**What you are asked to do**
Reproduce each line exactly.

• • • •

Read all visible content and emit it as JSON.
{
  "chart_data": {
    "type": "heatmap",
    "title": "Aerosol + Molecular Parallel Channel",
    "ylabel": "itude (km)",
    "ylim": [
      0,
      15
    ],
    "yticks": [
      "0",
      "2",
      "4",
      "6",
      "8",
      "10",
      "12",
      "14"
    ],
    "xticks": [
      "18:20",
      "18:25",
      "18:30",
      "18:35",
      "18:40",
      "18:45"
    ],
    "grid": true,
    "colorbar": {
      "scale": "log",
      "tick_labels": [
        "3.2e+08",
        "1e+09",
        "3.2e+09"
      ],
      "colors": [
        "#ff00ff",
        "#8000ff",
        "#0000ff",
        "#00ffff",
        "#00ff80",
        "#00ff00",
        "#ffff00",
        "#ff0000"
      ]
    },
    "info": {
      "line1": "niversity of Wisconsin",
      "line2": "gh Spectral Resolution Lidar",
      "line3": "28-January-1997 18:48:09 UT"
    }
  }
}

• • • •

**Solution for this exercise**
Read all visible content and emit it as JSON.
{
  "chart_data": {
    "type": "heatmap",
    "title": "Aerosol + Molecular Parallel Channel",
    "ylabel": "itude (km)",
    "ylim": [
      0,
      15
    ],
    "yticks": [
      "0",
      "2",
      "4",
      "6",
      "8",
      "10",
      "12",
      "14"
    ],
    "xticks": [
      "18:20",
      "18:25",
      "18:30",
      "18:35",
      "18:40",
      "18:45"
    ],
    "grid": true,
    "colorbar": {
      "scale": "log",
      "tick_labels": [
        "3.2e+08",
        "1e+09",
        "3.2e+09"
      ],
      "colors": [
        "#ff00ff",
        "#8000ff",
        "#0000ff",
        "#00ffff",
        "#00ff80",
        "#00ff00",
        "#ffff00",
        "#ff0000"
      ]
    },
    "info": {
      "line1": "niversity of Wisconsin",
      "line2": "gh Spectral Resolution Lidar",
      "line3": "28-January-1997 18:48:09 UT"
    }
  }
}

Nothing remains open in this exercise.